##### Information provided #####
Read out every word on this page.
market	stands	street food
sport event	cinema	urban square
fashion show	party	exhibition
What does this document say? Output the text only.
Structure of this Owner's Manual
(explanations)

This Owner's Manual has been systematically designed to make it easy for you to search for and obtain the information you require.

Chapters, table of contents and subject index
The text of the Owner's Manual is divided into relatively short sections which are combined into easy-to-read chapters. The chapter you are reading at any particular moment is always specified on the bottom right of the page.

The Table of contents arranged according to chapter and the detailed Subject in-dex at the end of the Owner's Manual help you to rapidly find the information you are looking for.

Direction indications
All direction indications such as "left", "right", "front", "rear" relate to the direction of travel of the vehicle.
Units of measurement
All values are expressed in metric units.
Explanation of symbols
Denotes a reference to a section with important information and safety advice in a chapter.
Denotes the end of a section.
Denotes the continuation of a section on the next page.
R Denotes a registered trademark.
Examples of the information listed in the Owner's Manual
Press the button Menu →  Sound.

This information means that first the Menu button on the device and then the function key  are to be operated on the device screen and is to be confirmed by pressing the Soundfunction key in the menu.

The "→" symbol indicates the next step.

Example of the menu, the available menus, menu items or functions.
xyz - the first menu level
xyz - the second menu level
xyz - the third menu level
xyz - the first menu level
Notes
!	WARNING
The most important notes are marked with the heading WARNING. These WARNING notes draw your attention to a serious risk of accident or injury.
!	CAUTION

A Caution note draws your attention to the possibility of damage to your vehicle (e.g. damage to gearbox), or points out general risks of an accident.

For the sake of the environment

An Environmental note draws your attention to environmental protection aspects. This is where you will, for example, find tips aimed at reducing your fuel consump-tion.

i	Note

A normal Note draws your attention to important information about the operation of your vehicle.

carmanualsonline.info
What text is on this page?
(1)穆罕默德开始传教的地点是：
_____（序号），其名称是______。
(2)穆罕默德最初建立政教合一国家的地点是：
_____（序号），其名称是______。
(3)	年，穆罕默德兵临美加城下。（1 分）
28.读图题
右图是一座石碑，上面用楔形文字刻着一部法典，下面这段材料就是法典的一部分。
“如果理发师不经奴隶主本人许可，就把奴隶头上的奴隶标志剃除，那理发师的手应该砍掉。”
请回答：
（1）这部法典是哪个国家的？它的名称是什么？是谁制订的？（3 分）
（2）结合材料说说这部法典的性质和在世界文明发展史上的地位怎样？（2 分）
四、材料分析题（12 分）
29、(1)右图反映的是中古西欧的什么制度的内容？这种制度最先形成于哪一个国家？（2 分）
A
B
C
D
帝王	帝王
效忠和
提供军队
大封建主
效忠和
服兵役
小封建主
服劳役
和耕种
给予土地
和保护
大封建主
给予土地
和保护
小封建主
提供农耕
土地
#####
_Exercise task_.
Starting at the line that contains "What text is on this page?", copy each line exactly through the end of the listing above. Include that first line and the last one, and add nothing.

_Result_.
What text is on this page?
(1)穆罕默德开始传教的地点是：
_____（序号），其名称是______。
(2)穆罕默德最初建立政教合一国家的地点是：
_____（序号），其名称是______。
(3)	年，穆罕默德兵临美加城下。（1 分）
28.读图题
右图是一座石碑，上面用楔形文字刻着一部法典，下面这段材料就是法典的一部分。
“如果理发师不经奴隶主本人许可，就把奴隶头上的奴隶标志剃除，那理发师的手应该砍掉。”
请回答：
（1）这部法典是哪个国家的？它的名称是什么？是谁制订的？（3 分）
（2）结合材料说说这部法典的性质和在世界文明发展史上的地位怎样？（2 分）
四、材料分析题（12 分）
29、(1)右图反映的是中古西欧的什么制度的内容？这种制度最先形成于哪一个国家？（2 分）
A
B
C
D
帝王	帝王
效忠和
提供军队
大封建主
效忠和
服兵役
小封建主
服劳役
和耕种
给予土地
和保护
大封建主
给予土地
和保护
小封建主
提供农耕
土地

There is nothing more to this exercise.